■ Task:
Go through the material and write it all out exactly, minus the pictures.

■ Records to use:
►
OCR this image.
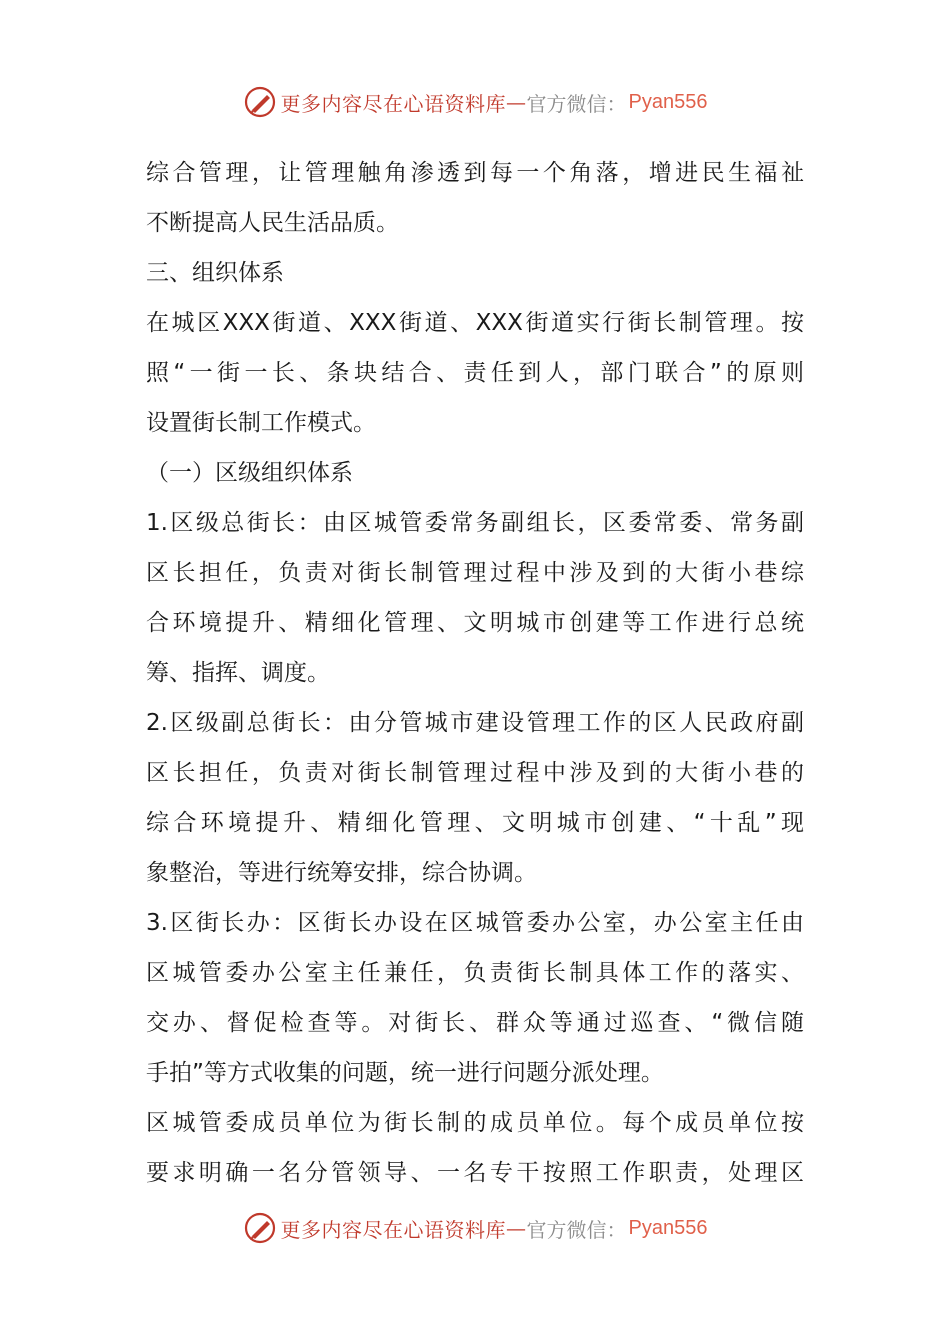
更多内容尽在心语资料库 — 官方微信： Pyan556
综合管理，让管理触角渗透到每一个角落，增进民生福祉
不断提高人民生活品质。
三、组织体系
在城区XXX街道、XXX街道、XXX街道实行街长制管理。按
照“一街一长、条块结合、责任到人，部门联合”的原则
设置街长制工作模式。
（一）区级组织体系
1.区级总街长：由区城管委常务副组长，区委常委、常务副
区长担任，负责对街长制管理过程中涉及到的大街小巷综
合环境提升、精细化管理、文明城市创建等工作进行总统
筹、指挥、调度。
2.区级副总街长：由分管城市建设管理工作的区人民政府副
区长担任，负责对街长制管理过程中涉及到的大街小巷的
综合环境提升、精细化管理、文明城市创建、“十乱”现
象整治，等进行统筹安排，综合协调。
3.区街长办：区街长办设在区城管委办公室，办公室主任由
区城管委办公室主任兼任，负责街长制具体工作的落实、
交办、督促检查等。对街长、群众等通过巡查、“微信随
手拍”等方式收集的问题，统一进行问题分派处理。
区城管委成员单位为街长制的成员单位。每个成员单位按
要求明确一名分管领导、一名专干按照工作职责，处理区
更多内容尽在心语资料库 — 官方微信： Pyan556
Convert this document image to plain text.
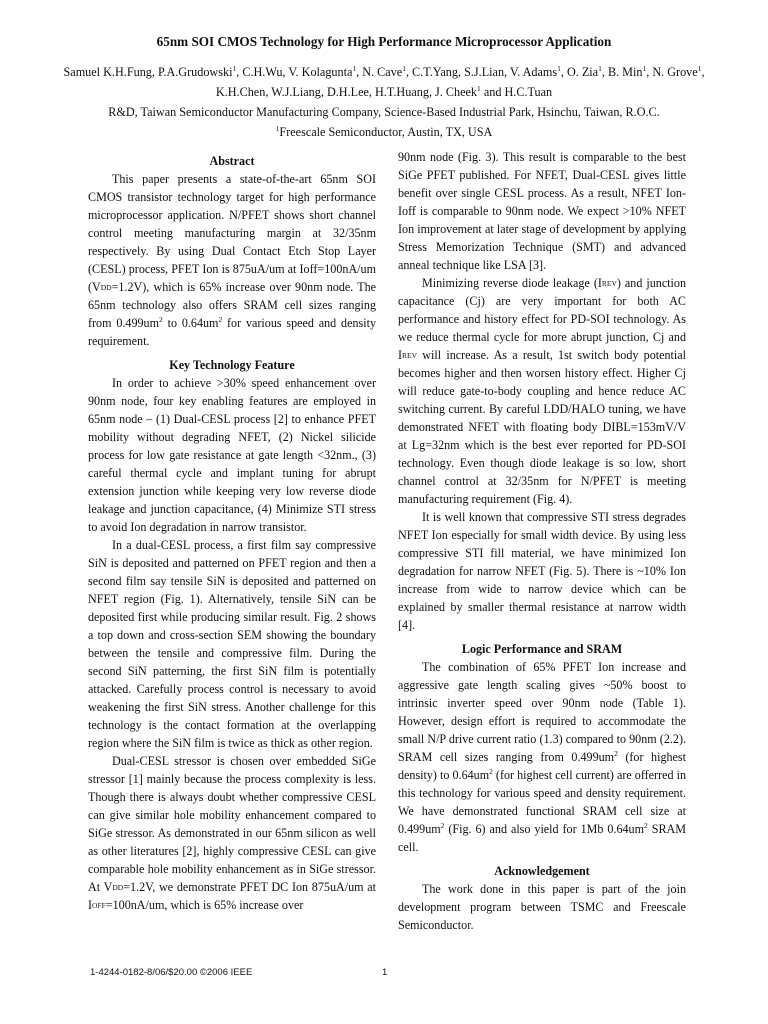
65nm SOI CMOS Technology for High Performance Microprocessor Application
Samuel K.H.Fung, P.A.Grudowski$^1$, C.H.Wu, V. Kolagunta$^1$, N. Cave$^1$, C.T.Yang, S.J.Lian, V. Adams$^1$, O. Zia$^1$, B. Min$^1$, N. Grove$^1$, K.H.Chen, W.J.Liang, D.H.Lee, H.T.Huang, J. Cheek$^1$ and H.C.Tuan
R&D, Taiwan Semiconductor Manufacturing Company, Science-Based Industrial Park, Hsinchu, Taiwan, R.O.C.
$^1$Freescale Semiconductor, Austin, TX, USA
Abstract

This paper presents a state-of-the-art 65nm SOI CMOS transistor technology target for high performance microprocessor application. N/PFET shows short channel control meeting manufacturing margin at 32/35nm respectively. By using Dual Contact Etch Stop Layer (CESL) process, PFET Ion is 875uA/um at Ioff=100nA/um $(V_{DD}=1.2V)$, which is 65% increase over 90nm node. The 65nm technology also offers SRAM cell sizes ranging from $0.499um^2$ to $0.64um^2$ for various speed and density requirement.

Key Technology Feature

In order to achieve >30% speed enhancement over 90nm node, four key enabling features are employed in 65nm node – (1) Dual-CESL process [2] to enhance PFET mobility without degrading NFET, (2) Nickel silicide process for low gate resistance at gate length <32nm., (3) careful thermal cycle and implant tuning for abrupt extension junction while keeping very low reverse diode leakage and junction capacitance, (4) Minimize STI stress to avoid Ion degradation in narrow transistor.

In a dual-CESL process, a first film say compressive SiN is deposited and patterned on PFET region and then a second film say tensile SiN is deposited and patterned on NFET region (Fig. 1). Alternatively, tensile SiN can be deposited first while producing similar result. Fig. 2 shows a top down and cross-section SEM showing the boundary between the tensile and compressive film. During the second SiN patterning, the first SiN film is potentially attacked. Carefully process control is necessary to avoid weakening the first SiN stress. Another challenge for this technology is the contact formation at the overlapping region where the SiN film is twice as thick as other region.

Dual-CESL stressor is chosen over embedded SiGe stressor [1] mainly because the process complexity is less. Though there is always doubt whether compressive CESL can give similar hole mobility enhancement compared to SiGe stressor. As demonstrated in our 65nm silicon as well as other literatures [2], highly compressive CESL can give comparable hole mobility enhancement as in SiGe stressor. At $V_{DD}=1.2V$, we demonstrate PFET DC Ion 875uA/um at $I_{OFF}=100nA/um$, which is 65% increase over

90nm node (Fig. 3). This result is comparable to the best SiGe PFET published. For NFET, Dual-CESL gives little benefit over single CESL process. As a result, NFET Ion-Ioff is comparable to 90nm node. We expect >10% NFET Ion improvement at later stage of development by applying Stress Memorization Technique (SMT) and advanced anneal technique like LSA [3].

Minimizing reverse diode leakage $(I_{REV})$ and junction capacitance (Cj) are very important for both AC performance and history effect for PD-SOI technology. As we reduce thermal cycle for more abrupt junction, Cj and $I_{REV}$ will increase. As a result, 1st switch body potential becomes higher and then worsen history effect. Higher Cj will reduce gate-to-body coupling and hence reduce AC switching current. By careful LDD/HALO tuning, we have demonstrated NFET with floating body DIBL=153mV/V at Lg=32nm which is the best ever reported for PD-SOI technology. Even though diode leakage is so low, short channel control at 32/35nm for N/PFET is meeting manufacturing requirement (Fig. 4).

It is well known that compressive STI stress degrades NFET Ion especially for small width device. By using less compressive STI fill material, we have minimized Ion degradation for narrow NFET (Fig. 5). There is ~10% Ion increase from wide to narrow device which can be explained by smaller thermal resistance at narrow width [4].

Logic Performance and SRAM

The combination of 65% PFET Ion increase and aggressive gate length scaling gives ~50% boost to intrinsic inverter speed over 90nm node (Table 1). However, design effort is required to accommodate the small N/P drive current ratio (1.3) compared to 90nm (2.2). SRAM cell sizes ranging from $0.499um^2$ (for highest density) to $0.64um^2$ (for highest cell current) are offerred in this technology for various speed and density requirement. We have demonstrated functional SRAM cell size at $0.499um^2$ (Fig. 6) and also yield for 1Mb $0.64um^2$ SRAM cell.

Acknowledgement

The work done in this paper is part of the join development program between TSMC and Freescale Semiconductor.

1-4244-0182-8/06/$20.00 ©2006 IEEE	1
◄
■ Exercise output:
OCR this image.
更多内容尽在心语资料库 — 官方微信： Pyan556
综合管理，让管理触角渗透到每一个角落，增进民生福祉
不断提高人民生活品质。
三、组织体系
在城区XXX街道、XXX街道、XXX街道实行街长制管理。按
照“一街一长、条块结合、责任到人，部门联合”的原则
设置街长制工作模式。
（一）区级组织体系
1.区级总街长：由区城管委常务副组长，区委常委、常务副
区长担任，负责对街长制管理过程中涉及到的大街小巷综
合环境提升、精细化管理、文明城市创建等工作进行总统
筹、指挥、调度。
2.区级副总街长：由分管城市建设管理工作的区人民政府副
区长担任，负责对街长制管理过程中涉及到的大街小巷的
综合环境提升、精细化管理、文明城市创建、“十乱”现
象整治，等进行统筹安排，综合协调。
3.区街长办：区街长办设在区城管委办公室，办公室主任由
区城管委办公室主任兼任，负责街长制具体工作的落实、
交办、督促检查等。对街长、群众等通过巡查、“微信随
手拍”等方式收集的问题，统一进行问题分派处理。
区城管委成员单位为街长制的成员单位。每个成员单位按
要求明确一名分管领导、一名专干按照工作职责，处理区
更多内容尽在心语资料库 — 官方微信： Pyan556
Convert this document image to plain text.
65nm SOI CMOS Technology for High Performance Microprocessor Application
Samuel K.H.Fung, P.A.Grudowski$^1$, C.H.Wu, V. Kolagunta$^1$, N. Cave$^1$, C.T.Yang, S.J.Lian, V. Adams$^1$, O. Zia$^1$, B. Min$^1$, N. Grove$^1$, K.H.Chen, W.J.Liang, D.H.Lee, H.T.Huang, J. Cheek$^1$ and H.C.Tuan
R&D, Taiwan Semiconductor Manufacturing Company, Science-Based Industrial Park, Hsinchu, Taiwan, R.O.C.
$^1$Freescale Semiconductor, Austin, TX, USA
Abstract

This paper presents a state-of-the-art 65nm SOI CMOS transistor technology target for high performance microprocessor application. N/PFET shows short channel control meeting manufacturing margin at 32/35nm respectively. By using Dual Contact Etch Stop Layer (CESL) process, PFET Ion is 875uA/um at Ioff=100nA/um $(V_{DD}=1.2V)$, which is 65% increase over 90nm node. The 65nm technology also offers SRAM cell sizes ranging from $0.499um^2$ to $0.64um^2$ for various speed and density requirement.

Key Technology Feature

In order to achieve >30% speed enhancement over 90nm node, four key enabling features are employed in 65nm node – (1) Dual-CESL process [2] to enhance PFET mobility without degrading NFET, (2) Nickel silicide process for low gate resistance at gate length <32nm., (3) careful thermal cycle and implant tuning for abrupt extension junction while keeping very low reverse diode leakage and junction capacitance, (4) Minimize STI stress to avoid Ion degradation in narrow transistor.

In a dual-CESL process, a first film say compressive SiN is deposited and patterned on PFET region and then a second film say tensile SiN is deposited and patterned on NFET region (Fig. 1). Alternatively, tensile SiN can be deposited first while producing similar result. Fig. 2 shows a top down and cross-section SEM showing the boundary between the tensile and compressive film. During the second SiN patterning, the first SiN film is potentially attacked. Carefully process control is necessary to avoid weakening the first SiN stress. Another challenge for this technology is the contact formation at the overlapping region where the SiN film is twice as thick as other region.

Dual-CESL stressor is chosen over embedded SiGe stressor [1] mainly because the process complexity is less. Though there is always doubt whether compressive CESL can give similar hole mobility enhancement compared to SiGe stressor. As demonstrated in our 65nm silicon as well as other literatures [2], highly compressive CESL can give comparable hole mobility enhancement as in SiGe stressor. At $V_{DD}=1.2V$, we demonstrate PFET DC Ion 875uA/um at $I_{OFF}=100nA/um$, which is 65% increase over

90nm node (Fig. 3). This result is comparable to the best SiGe PFET published. For NFET, Dual-CESL gives little benefit over single CESL process. As a result, NFET Ion-Ioff is comparable to 90nm node. We expect >10% NFET Ion improvement at later stage of development by applying Stress Memorization Technique (SMT) and advanced anneal technique like LSA [3].

Minimizing reverse diode leakage $(I_{REV})$ and junction capacitance (Cj) are very important for both AC performance and history effect for PD-SOI technology. As we reduce thermal cycle for more abrupt junction, Cj and $I_{REV}$ will increase. As a result, 1st switch body potential becomes higher and then worsen history effect. Higher Cj will reduce gate-to-body coupling and hence reduce AC switching current. By careful LDD/HALO tuning, we have demonstrated NFET with floating body DIBL=153mV/V at Lg=32nm which is the best ever reported for PD-SOI technology. Even though diode leakage is so low, short channel control at 32/35nm for N/PFET is meeting manufacturing requirement (Fig. 4).

It is well known that compressive STI stress degrades NFET Ion especially for small width device. By using less compressive STI fill material, we have minimized Ion degradation for narrow NFET (Fig. 5). There is ~10% Ion increase from wide to narrow device which can be explained by smaller thermal resistance at narrow width [4].

Logic Performance and SRAM

The combination of 65% PFET Ion increase and aggressive gate length scaling gives ~50% boost to intrinsic inverter speed over 90nm node (Table 1). However, design effort is required to accommodate the small N/P drive current ratio (1.3) compared to 90nm (2.2). SRAM cell sizes ranging from $0.499um^2$ (for highest density) to $0.64um^2$ (for highest cell current) are offerred in this technology for various speed and density requirement. We have demonstrated functional SRAM cell size at $0.499um^2$ (Fig. 6) and also yield for 1Mb $0.64um^2$ SRAM cell.

Acknowledgement

The work done in this paper is part of the join development program between TSMC and Freescale Semiconductor.

1-4244-0182-8/06/$20.00 ©2006 IEEE	1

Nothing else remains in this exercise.